Copy every line in the records below that contains the word "Structural".

%%

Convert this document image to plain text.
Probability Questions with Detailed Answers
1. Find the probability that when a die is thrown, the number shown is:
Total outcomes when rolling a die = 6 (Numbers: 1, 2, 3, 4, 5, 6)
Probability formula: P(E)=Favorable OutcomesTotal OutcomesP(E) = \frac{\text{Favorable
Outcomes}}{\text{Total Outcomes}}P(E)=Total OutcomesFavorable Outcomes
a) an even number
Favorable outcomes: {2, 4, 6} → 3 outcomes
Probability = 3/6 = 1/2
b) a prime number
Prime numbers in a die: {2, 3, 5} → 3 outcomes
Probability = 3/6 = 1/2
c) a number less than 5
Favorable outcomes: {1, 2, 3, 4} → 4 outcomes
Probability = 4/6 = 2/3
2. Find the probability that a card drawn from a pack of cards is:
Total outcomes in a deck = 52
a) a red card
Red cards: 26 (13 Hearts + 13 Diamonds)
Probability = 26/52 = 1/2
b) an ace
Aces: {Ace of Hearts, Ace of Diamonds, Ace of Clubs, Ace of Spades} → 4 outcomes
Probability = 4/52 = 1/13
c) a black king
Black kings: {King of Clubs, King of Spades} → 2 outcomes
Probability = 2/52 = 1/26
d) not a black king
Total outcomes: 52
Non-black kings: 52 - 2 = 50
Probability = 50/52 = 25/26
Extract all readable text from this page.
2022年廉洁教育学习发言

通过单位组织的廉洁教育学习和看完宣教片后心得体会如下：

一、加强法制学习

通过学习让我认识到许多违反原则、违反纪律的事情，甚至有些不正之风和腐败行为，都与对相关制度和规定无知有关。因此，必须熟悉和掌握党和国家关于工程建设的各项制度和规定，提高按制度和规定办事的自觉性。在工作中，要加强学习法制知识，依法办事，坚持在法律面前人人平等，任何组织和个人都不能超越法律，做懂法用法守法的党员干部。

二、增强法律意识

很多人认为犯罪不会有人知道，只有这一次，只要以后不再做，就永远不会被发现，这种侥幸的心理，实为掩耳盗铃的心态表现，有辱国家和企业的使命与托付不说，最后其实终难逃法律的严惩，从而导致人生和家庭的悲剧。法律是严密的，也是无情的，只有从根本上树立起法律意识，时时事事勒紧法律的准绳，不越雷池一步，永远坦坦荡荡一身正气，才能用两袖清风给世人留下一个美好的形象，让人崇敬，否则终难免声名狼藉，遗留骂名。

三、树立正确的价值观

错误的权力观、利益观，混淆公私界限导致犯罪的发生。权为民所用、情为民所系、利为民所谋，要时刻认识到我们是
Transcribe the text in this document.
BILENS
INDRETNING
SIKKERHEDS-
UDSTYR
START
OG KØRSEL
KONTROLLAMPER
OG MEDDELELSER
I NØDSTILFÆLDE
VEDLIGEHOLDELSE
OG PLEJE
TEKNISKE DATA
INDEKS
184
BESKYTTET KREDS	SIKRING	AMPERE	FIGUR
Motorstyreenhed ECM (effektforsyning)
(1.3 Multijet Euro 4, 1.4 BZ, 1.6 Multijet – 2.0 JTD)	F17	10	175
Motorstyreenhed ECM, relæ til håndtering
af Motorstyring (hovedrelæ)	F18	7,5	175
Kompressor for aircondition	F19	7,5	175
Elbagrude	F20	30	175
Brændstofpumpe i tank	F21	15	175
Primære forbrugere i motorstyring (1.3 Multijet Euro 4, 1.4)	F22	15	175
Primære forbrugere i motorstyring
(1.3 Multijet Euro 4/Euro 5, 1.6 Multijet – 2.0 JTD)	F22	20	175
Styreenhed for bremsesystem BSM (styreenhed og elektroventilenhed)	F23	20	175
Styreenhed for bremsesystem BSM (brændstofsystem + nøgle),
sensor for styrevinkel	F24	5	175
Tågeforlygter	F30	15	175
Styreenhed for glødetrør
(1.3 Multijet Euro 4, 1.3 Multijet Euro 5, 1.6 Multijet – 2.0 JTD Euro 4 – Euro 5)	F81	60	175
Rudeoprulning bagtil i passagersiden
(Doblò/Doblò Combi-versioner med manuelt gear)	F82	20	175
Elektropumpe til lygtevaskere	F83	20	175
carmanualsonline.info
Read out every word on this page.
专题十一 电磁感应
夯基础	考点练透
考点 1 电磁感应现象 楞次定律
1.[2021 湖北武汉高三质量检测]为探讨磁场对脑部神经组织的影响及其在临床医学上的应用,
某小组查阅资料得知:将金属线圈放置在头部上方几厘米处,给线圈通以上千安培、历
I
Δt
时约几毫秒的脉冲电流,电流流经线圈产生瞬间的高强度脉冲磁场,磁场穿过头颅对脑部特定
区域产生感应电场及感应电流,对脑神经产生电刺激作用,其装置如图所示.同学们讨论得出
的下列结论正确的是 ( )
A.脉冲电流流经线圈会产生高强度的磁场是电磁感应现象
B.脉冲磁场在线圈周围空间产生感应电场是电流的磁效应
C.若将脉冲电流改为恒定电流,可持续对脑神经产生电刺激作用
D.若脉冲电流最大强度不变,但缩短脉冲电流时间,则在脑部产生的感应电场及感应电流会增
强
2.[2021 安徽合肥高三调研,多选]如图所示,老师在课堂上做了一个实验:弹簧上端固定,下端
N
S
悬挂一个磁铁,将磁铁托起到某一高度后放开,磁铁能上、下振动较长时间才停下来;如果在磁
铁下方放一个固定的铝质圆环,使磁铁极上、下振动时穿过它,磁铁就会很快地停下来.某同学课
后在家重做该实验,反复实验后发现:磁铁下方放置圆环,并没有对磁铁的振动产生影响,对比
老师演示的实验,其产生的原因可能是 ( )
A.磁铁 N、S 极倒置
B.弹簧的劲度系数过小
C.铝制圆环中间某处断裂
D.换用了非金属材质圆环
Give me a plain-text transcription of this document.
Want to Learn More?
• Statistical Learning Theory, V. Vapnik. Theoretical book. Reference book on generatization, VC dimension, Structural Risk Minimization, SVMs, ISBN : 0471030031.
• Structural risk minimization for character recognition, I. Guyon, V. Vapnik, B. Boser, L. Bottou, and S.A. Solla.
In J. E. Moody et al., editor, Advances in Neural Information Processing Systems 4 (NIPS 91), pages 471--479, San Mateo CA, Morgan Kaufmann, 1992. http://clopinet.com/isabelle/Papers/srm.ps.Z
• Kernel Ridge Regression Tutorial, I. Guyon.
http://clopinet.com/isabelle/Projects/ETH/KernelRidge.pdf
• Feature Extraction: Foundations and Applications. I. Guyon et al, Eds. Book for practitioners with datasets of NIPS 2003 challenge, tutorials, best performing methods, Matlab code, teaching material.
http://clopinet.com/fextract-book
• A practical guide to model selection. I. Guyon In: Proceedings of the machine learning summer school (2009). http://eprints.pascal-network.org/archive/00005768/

%%

Worked solution
• Statistical Learning Theory, V. Vapnik. Theoretical book. Reference book on generatization, VC dimension, Structural Risk Minimization, SVMs, ISBN : 0471030031.
• Structural risk minimization for character recognition, I. Guyon, V. Vapnik, B. Boser, L. Bottou, and S.A. Solla.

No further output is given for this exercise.